### Given request
Check each line below for the word "Monitoring", and copy those that have it.

### Data lines

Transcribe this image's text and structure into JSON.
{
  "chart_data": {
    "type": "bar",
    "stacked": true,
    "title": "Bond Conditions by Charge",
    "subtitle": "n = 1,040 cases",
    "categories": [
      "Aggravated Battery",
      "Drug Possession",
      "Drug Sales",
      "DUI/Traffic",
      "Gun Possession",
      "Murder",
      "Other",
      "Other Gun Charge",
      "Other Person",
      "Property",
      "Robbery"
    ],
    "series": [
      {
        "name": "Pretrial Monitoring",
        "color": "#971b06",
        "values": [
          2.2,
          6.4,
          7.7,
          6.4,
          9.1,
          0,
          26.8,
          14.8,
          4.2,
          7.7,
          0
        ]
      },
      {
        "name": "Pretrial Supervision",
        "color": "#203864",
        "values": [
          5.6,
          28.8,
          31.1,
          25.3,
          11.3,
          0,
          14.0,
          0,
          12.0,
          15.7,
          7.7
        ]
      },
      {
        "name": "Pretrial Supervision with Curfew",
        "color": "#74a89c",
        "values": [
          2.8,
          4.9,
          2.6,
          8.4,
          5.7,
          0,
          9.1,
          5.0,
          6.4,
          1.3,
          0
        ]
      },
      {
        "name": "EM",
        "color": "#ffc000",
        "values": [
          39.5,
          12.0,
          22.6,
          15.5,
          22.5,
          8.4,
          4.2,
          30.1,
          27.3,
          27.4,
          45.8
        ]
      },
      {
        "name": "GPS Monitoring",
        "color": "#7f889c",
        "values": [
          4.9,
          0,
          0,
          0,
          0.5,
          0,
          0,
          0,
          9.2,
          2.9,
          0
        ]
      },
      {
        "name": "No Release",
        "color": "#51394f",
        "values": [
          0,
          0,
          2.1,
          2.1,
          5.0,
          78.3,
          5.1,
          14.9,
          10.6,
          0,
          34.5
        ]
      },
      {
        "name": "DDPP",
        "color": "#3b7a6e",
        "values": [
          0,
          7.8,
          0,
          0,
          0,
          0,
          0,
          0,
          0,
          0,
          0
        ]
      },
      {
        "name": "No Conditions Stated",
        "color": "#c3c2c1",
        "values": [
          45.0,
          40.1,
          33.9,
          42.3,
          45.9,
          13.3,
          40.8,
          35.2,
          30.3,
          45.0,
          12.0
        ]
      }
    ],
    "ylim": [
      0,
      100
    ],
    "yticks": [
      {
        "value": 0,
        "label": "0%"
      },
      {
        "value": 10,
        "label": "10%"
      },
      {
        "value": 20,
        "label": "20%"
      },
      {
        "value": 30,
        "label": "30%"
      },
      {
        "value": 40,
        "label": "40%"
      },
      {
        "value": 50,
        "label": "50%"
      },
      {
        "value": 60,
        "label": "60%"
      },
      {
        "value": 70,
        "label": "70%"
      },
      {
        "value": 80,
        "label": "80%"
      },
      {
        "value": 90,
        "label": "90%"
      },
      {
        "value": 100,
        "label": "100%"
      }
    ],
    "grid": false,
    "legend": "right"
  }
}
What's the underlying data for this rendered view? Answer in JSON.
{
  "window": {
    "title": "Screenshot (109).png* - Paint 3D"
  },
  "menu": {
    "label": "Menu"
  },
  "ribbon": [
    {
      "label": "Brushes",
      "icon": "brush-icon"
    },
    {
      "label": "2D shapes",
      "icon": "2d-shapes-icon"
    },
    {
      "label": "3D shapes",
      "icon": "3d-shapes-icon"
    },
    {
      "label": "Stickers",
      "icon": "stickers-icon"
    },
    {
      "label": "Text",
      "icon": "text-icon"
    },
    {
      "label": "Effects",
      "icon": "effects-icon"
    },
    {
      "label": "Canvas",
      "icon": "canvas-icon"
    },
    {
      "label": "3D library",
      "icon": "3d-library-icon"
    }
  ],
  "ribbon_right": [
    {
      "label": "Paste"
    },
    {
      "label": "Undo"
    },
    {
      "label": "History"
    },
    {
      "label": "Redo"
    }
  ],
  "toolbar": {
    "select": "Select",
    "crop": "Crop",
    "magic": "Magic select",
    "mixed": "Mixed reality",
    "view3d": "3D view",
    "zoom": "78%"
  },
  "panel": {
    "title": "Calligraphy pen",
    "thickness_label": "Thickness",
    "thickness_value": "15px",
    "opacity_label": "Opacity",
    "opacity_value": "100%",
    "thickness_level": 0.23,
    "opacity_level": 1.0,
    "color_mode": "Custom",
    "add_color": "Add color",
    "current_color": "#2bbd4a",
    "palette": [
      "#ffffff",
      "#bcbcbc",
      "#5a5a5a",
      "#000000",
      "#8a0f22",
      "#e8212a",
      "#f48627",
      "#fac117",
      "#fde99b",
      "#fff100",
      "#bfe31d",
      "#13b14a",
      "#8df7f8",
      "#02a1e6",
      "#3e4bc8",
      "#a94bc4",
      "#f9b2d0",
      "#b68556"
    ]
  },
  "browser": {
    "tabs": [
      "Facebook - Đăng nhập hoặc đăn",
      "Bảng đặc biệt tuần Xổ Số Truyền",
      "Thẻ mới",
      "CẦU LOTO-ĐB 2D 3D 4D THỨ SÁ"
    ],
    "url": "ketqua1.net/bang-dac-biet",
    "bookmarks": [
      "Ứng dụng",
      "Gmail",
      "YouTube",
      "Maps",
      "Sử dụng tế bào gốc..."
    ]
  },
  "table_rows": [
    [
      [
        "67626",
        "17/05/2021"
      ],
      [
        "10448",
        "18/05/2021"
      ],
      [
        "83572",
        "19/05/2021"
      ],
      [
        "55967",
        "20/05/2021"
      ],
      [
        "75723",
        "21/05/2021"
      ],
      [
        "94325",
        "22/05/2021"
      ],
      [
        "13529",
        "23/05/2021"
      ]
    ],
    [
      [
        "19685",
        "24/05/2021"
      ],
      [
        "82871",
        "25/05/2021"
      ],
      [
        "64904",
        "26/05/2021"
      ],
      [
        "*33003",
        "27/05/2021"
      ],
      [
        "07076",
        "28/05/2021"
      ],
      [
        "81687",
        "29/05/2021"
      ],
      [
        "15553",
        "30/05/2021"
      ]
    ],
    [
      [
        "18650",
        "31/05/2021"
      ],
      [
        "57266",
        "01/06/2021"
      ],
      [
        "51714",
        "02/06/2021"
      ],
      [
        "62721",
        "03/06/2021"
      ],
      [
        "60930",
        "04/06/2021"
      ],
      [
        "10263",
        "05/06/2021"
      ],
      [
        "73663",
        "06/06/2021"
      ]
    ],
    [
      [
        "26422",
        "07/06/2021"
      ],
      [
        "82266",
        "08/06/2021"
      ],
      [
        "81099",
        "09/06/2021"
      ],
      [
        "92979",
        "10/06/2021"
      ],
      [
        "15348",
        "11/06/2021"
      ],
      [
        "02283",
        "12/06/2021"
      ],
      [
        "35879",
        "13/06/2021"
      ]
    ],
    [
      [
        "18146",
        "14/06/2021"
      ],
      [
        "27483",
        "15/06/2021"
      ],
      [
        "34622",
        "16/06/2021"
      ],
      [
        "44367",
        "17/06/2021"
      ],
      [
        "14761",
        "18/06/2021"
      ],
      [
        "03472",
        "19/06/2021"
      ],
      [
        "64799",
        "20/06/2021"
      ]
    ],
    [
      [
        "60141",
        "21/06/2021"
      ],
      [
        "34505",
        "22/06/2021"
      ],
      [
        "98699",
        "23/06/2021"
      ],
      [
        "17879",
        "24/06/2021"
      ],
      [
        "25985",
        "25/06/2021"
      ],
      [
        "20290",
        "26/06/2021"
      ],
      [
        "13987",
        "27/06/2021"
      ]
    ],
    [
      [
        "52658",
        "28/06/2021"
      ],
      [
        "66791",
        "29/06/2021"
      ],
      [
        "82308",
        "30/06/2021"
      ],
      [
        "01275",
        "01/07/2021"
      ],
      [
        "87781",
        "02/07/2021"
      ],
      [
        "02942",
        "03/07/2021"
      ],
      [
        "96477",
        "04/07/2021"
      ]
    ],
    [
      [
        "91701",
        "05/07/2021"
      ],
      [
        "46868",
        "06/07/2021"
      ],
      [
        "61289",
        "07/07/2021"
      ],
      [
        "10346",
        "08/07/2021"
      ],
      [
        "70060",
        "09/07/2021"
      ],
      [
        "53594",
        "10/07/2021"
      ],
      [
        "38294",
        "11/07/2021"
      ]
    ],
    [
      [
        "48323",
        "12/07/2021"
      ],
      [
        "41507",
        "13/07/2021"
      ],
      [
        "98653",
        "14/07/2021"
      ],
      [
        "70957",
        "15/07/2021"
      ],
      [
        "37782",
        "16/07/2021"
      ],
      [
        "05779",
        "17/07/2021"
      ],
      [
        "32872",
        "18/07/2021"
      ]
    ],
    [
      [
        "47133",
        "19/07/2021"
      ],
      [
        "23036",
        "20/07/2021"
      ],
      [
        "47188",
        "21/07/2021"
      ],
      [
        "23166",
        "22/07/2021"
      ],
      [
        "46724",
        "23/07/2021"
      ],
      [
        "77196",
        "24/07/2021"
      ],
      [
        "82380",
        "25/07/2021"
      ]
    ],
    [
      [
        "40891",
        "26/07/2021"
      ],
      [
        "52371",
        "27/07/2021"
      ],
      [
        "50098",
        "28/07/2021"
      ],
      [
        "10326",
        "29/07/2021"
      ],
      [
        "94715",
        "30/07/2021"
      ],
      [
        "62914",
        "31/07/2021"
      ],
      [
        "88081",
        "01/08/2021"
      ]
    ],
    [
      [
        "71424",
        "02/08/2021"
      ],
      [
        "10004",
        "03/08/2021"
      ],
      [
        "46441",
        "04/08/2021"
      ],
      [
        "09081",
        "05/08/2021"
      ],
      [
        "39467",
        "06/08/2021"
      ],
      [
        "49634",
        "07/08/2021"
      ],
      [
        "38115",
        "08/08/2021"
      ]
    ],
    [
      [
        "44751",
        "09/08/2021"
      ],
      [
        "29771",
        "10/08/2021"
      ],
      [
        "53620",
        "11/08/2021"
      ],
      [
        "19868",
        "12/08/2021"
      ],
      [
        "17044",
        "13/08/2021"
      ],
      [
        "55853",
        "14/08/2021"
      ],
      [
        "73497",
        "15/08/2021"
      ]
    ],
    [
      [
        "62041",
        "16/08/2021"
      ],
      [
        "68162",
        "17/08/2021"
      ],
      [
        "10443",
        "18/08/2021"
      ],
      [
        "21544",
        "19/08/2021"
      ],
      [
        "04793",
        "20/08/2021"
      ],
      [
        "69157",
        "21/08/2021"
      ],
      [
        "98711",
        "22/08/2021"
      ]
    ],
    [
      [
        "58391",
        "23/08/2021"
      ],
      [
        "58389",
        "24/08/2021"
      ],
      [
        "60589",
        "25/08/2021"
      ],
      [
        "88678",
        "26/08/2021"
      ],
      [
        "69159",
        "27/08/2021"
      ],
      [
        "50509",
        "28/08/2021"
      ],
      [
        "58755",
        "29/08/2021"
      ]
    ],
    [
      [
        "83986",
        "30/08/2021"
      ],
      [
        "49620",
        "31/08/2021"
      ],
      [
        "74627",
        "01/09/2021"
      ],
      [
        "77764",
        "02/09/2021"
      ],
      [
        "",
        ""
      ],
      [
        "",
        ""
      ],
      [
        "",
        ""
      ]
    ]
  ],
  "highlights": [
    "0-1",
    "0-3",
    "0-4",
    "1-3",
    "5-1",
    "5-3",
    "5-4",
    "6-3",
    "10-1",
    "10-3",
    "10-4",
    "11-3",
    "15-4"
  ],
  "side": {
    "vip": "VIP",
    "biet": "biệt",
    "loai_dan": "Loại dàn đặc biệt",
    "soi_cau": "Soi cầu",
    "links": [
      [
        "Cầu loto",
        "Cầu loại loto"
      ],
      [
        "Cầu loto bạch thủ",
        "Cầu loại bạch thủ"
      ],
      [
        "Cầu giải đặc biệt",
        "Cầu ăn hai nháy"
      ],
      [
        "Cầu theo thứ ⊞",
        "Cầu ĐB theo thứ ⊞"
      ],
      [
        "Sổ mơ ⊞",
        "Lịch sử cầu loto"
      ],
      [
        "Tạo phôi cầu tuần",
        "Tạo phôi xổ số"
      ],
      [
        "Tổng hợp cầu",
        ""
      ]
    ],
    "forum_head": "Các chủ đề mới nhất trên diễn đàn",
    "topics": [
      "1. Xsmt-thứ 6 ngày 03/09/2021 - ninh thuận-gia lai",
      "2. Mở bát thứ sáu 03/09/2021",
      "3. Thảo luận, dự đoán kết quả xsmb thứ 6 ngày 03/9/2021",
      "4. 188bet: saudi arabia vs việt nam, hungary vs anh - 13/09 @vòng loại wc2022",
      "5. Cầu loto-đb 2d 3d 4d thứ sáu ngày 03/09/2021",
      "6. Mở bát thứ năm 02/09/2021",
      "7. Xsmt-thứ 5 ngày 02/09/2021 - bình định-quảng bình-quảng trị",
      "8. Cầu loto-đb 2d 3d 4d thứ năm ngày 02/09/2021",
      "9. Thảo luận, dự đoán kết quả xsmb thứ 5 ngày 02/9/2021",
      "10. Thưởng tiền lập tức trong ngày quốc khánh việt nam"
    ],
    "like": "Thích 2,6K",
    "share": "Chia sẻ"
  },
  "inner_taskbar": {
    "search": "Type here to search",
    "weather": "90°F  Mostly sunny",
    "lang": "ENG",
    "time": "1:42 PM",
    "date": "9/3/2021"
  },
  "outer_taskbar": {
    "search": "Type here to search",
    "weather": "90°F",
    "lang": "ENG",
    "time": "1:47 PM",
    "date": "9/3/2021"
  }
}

### Output below
        "name": "Pretrial Monitoring",
        "name": "GPS Monitoring",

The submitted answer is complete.